BEGIN
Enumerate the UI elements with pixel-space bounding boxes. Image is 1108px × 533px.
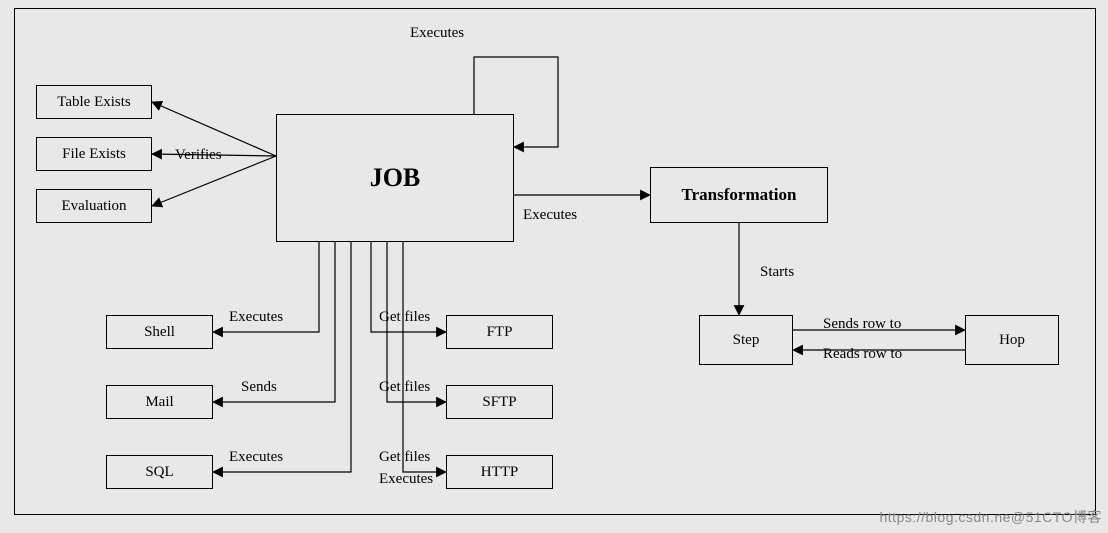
node-file-exists: File Exists: [36, 137, 152, 171]
node-mail-label: Mail: [145, 394, 173, 411]
node-transformation-label: Transformation: [682, 185, 797, 205]
node-file-exists-label: File Exists: [62, 146, 126, 163]
label-executes-top: Executes: [410, 25, 464, 42]
node-sql: SQL: [106, 455, 213, 489]
label-sql-executes: Executes: [229, 449, 283, 466]
node-sftp: SFTP: [446, 385, 553, 419]
label-mail-sends: Sends: [241, 379, 277, 396]
label-http-executes: Executes: [379, 471, 433, 488]
label-starts: Starts: [760, 264, 794, 281]
node-ftp: FTP: [446, 315, 553, 349]
watermark: https://blog.csdn.ne@51CTO博客: [880, 507, 1103, 527]
label-verifies: Verifies: [175, 147, 222, 164]
label-ftp-get: Get files: [379, 309, 430, 326]
node-shell-label: Shell: [144, 324, 175, 341]
label-shell-executes: Executes: [229, 309, 283, 326]
node-http: HTTP: [446, 455, 553, 489]
node-step-label: Step: [733, 332, 760, 349]
edges-layer: [15, 9, 1095, 514]
label-sftp-get: Get files: [379, 379, 430, 396]
node-table-exists-label: Table Exists: [57, 94, 131, 111]
node-job-label: JOB: [370, 163, 421, 193]
label-executes-jt: Executes: [523, 207, 577, 224]
label-sends-row: Sends row to: [823, 316, 901, 333]
node-job: JOB: [276, 114, 514, 242]
node-hop-label: Hop: [999, 332, 1025, 349]
label-reads-row: Reads row to: [823, 346, 902, 363]
node-mail: Mail: [106, 385, 213, 419]
node-shell: Shell: [106, 315, 213, 349]
diagram-frame: JOB Table Exists File Exists Evaluation …: [14, 8, 1096, 515]
node-http-label: HTTP: [481, 464, 519, 481]
node-sql-label: SQL: [145, 464, 173, 481]
node-hop: Hop: [965, 315, 1059, 365]
node-step: Step: [699, 315, 793, 365]
label-http-get: Get files: [379, 449, 430, 466]
node-sftp-label: SFTP: [482, 394, 516, 411]
node-transformation: Transformation: [650, 167, 828, 223]
stage: JOB Table Exists File Exists Evaluation …: [0, 0, 1108, 533]
node-evaluation-label: Evaluation: [62, 198, 127, 215]
node-table-exists: Table Exists: [36, 85, 152, 119]
node-evaluation: Evaluation: [36, 189, 152, 223]
node-ftp-label: FTP: [487, 324, 513, 341]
END
#### Short task:
List each line in the entries above that contains the string "Exists".

#### Task answer:
node-file-exists: File Exists: [36, 137, 152, 171]
node-file-exists-label: File Exists: [62, 146, 126, 163]
node-table-exists-label: Table Exists: [57, 94, 131, 111]
diagram-frame: JOB Table Exists File Exists Evaluation …: [14, 8, 1096, 515]
stage: JOB Table Exists File Exists Evaluation …: [0, 0, 1108, 533]
node-table-exists: Table Exists: [36, 85, 152, 119]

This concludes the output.